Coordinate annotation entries
::::::::::

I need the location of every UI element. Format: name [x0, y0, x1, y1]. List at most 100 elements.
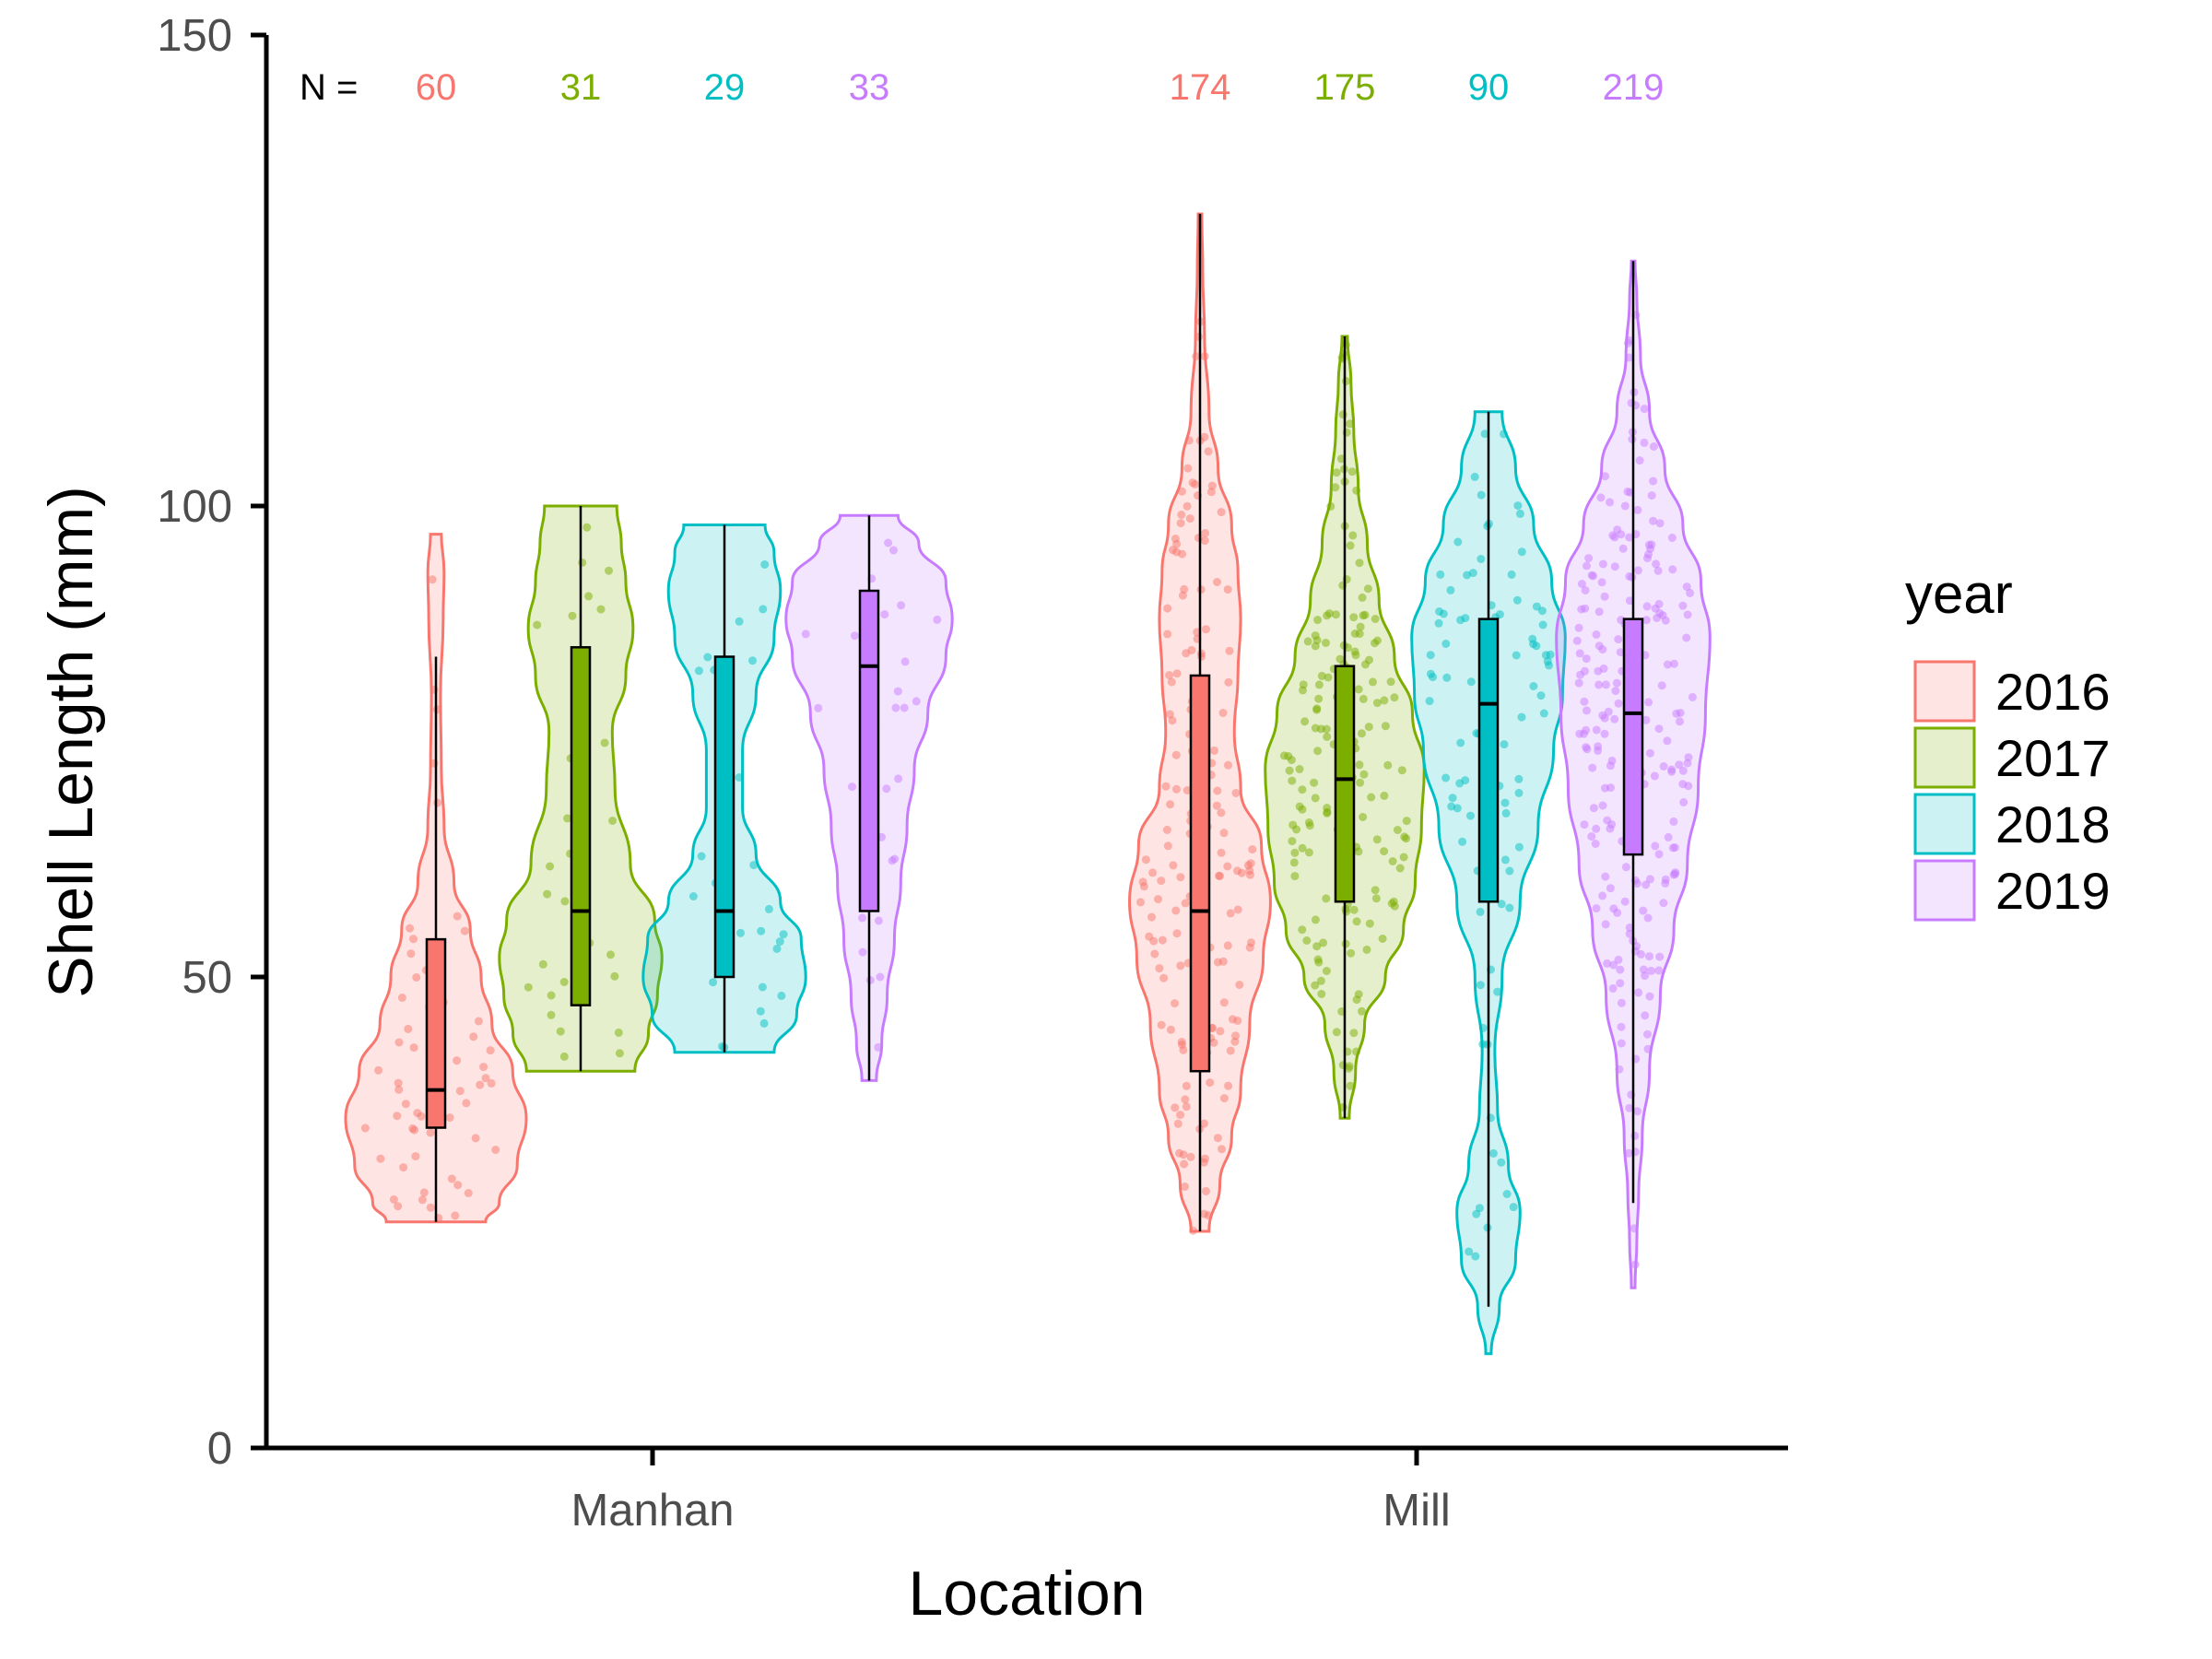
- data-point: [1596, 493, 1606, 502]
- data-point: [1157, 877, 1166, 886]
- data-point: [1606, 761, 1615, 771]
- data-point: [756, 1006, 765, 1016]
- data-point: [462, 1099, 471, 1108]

::::::::::

**Set task:** Copy every line of the entries above word for word, omitting the pictures.

**Written solution:**
I need the location of every UI element. Format: name [x0, y0, x1, y1]. List at most 100 elements.
- data-point: [1596, 493, 1606, 502]
- data-point: [1157, 877, 1166, 886]
- data-point: [1606, 761, 1615, 771]
- data-point: [756, 1006, 765, 1016]
- data-point: [462, 1099, 471, 1108]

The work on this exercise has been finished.